## Begin Supplied records

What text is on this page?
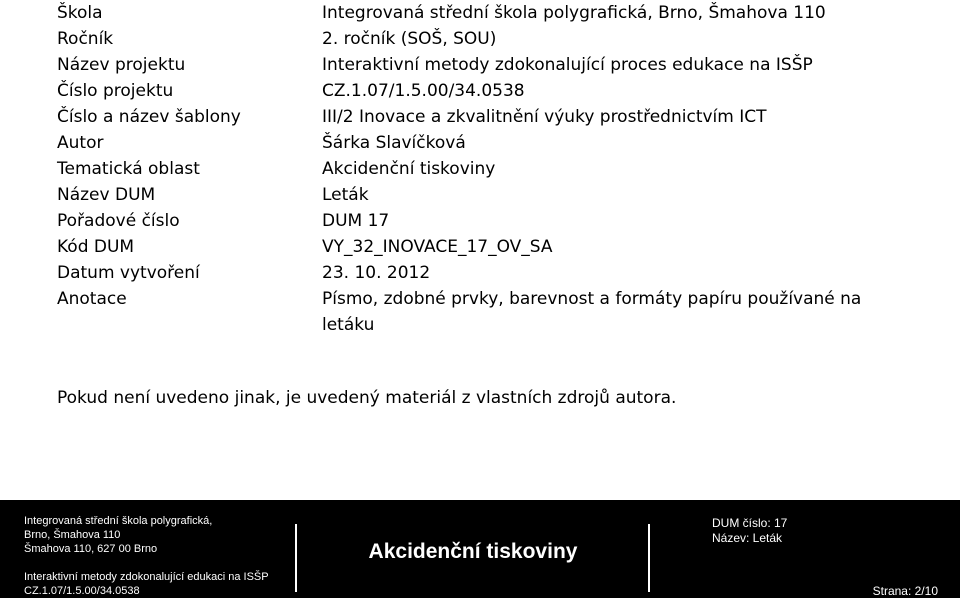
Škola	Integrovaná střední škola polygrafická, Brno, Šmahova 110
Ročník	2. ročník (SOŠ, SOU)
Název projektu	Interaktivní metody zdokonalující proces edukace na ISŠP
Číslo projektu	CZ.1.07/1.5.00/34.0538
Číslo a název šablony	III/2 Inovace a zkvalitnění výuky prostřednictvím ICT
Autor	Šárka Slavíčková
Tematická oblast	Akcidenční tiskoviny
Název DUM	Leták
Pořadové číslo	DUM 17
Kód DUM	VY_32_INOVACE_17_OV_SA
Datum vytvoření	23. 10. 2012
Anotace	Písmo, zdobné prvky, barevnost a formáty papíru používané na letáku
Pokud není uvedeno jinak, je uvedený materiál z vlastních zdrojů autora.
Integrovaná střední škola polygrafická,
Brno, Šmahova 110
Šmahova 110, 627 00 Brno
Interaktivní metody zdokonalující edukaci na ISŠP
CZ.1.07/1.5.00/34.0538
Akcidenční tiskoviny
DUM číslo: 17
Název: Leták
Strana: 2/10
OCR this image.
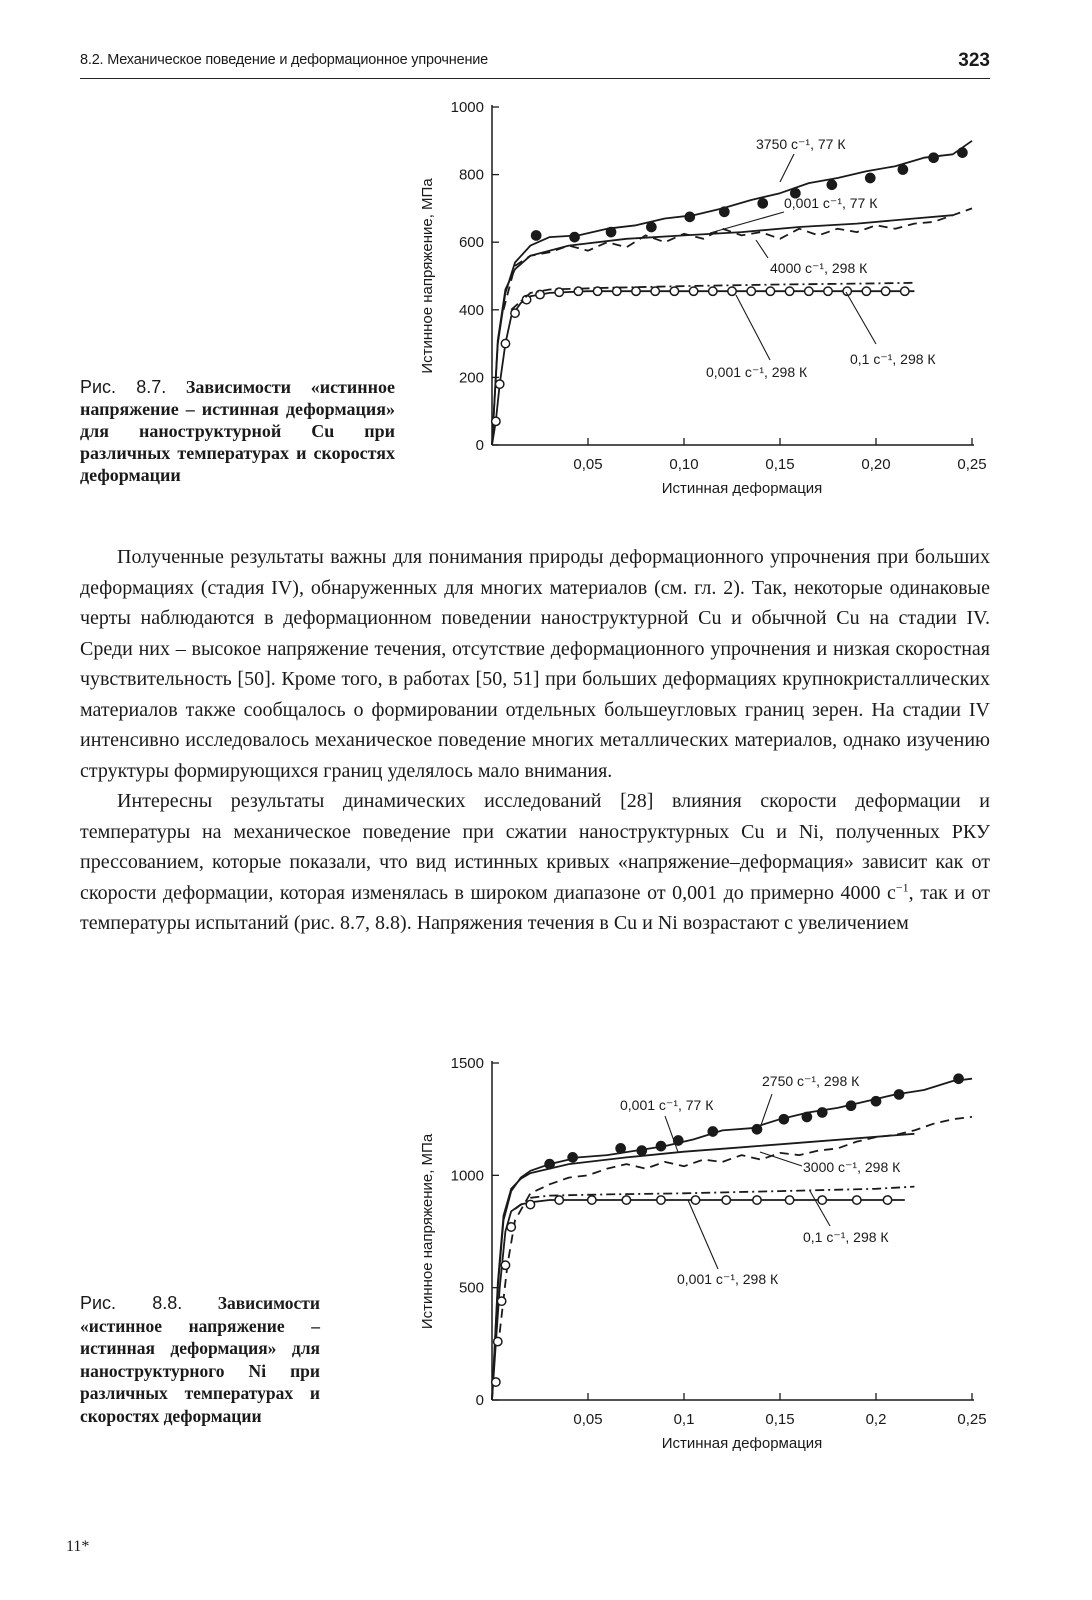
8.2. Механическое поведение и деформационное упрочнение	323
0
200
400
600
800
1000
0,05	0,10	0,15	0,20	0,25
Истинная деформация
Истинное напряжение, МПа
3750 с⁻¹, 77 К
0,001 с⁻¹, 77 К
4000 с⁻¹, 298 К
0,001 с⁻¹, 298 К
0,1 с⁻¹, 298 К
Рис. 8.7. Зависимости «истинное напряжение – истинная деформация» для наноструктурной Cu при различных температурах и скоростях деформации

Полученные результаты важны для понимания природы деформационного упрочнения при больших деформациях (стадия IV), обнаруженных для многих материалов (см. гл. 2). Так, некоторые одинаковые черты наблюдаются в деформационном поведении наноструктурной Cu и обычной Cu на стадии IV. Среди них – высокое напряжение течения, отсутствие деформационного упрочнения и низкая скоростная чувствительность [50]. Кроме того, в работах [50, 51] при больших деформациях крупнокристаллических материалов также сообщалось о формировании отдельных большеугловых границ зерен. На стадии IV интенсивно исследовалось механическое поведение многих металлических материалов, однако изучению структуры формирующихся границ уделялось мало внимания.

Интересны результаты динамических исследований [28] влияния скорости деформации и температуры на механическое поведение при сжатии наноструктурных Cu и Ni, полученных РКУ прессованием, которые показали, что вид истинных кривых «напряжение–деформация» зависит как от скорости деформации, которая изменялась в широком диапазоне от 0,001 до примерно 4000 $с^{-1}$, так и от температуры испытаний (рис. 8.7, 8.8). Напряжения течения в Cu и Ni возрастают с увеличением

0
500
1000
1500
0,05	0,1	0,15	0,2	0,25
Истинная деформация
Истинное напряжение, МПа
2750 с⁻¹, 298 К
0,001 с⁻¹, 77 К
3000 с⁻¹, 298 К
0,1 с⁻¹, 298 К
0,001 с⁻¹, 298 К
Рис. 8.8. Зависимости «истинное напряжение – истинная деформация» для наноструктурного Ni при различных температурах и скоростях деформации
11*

## End Supplied records

◆ Task instructions
Exact duplication of all the records is required; pictures are omitted from the copy.

◆ Written solution
What text is on this page?
Škola	Integrovaná střední škola polygrafická, Brno, Šmahova 110
Ročník	2. ročník (SOŠ, SOU)
Název projektu	Interaktivní metody zdokonalující proces edukace na ISŠP
Číslo projektu	CZ.1.07/1.5.00/34.0538
Číslo a název šablony	III/2 Inovace a zkvalitnění výuky prostřednictvím ICT
Autor	Šárka Slavíčková
Tematická oblast	Akcidenční tiskoviny
Název DUM	Leták
Pořadové číslo	DUM 17
Kód DUM	VY_32_INOVACE_17_OV_SA
Datum vytvoření	23. 10. 2012
Anotace	Písmo, zdobné prvky, barevnost a formáty papíru používané na letáku
Pokud není uvedeno jinak, je uvedený materiál z vlastních zdrojů autora.
Integrovaná střední škola polygrafická,
Brno, Šmahova 110
Šmahova 110, 627 00 Brno
Interaktivní metody zdokonalující edukaci na ISŠP
CZ.1.07/1.5.00/34.0538
Akcidenční tiskoviny
DUM číslo: 17
Název: Leták
Strana: 2/10
OCR this image.
8.2. Механическое поведение и деформационное упрочнение	323
0
200
400
600
800
1000
0,05	0,10	0,15	0,20	0,25
Истинная деформация
Истинное напряжение, МПа
3750 с⁻¹, 77 К
0,001 с⁻¹, 77 К
4000 с⁻¹, 298 К
0,001 с⁻¹, 298 К
0,1 с⁻¹, 298 К
Рис. 8.7. Зависимости «истинное напряжение – истинная деформация» для наноструктурной Cu при различных температурах и скоростях деформации

Полученные результаты важны для понимания природы деформационного упрочнения при больших деформациях (стадия IV), обнаруженных для многих материалов (см. гл. 2). Так, некоторые одинаковые черты наблюдаются в деформационном поведении наноструктурной Cu и обычной Cu на стадии IV. Среди них – высокое напряжение течения, отсутствие деформационного упрочнения и низкая скоростная чувствительность [50]. Кроме того, в работах [50, 51] при больших деформациях крупнокристаллических материалов также сообщалось о формировании отдельных большеугловых границ зерен. На стадии IV интенсивно исследовалось механическое поведение многих металлических материалов, однако изучению структуры формирующихся границ уделялось мало внимания.

Интересны результаты динамических исследований [28] влияния скорости деформации и температуры на механическое поведение при сжатии наноструктурных Cu и Ni, полученных РКУ прессованием, которые показали, что вид истинных кривых «напряжение–деформация» зависит как от скорости деформации, которая изменялась в широком диапазоне от 0,001 до примерно 4000 $с^{-1}$, так и от температуры испытаний (рис. 8.7, 8.8). Напряжения течения в Cu и Ni возрастают с увеличением

0
500
1000
1500
0,05	0,1	0,15	0,2	0,25
Истинная деформация
Истинное напряжение, МПа
2750 с⁻¹, 298 К
0,001 с⁻¹, 77 К
3000 с⁻¹, 298 К
0,1 с⁻¹, 298 К
0,001 с⁻¹, 298 К
Рис. 8.8. Зависимости «истинное напряжение – истинная деформация» для наноструктурного Ni при различных температурах и скоростях деформации
11*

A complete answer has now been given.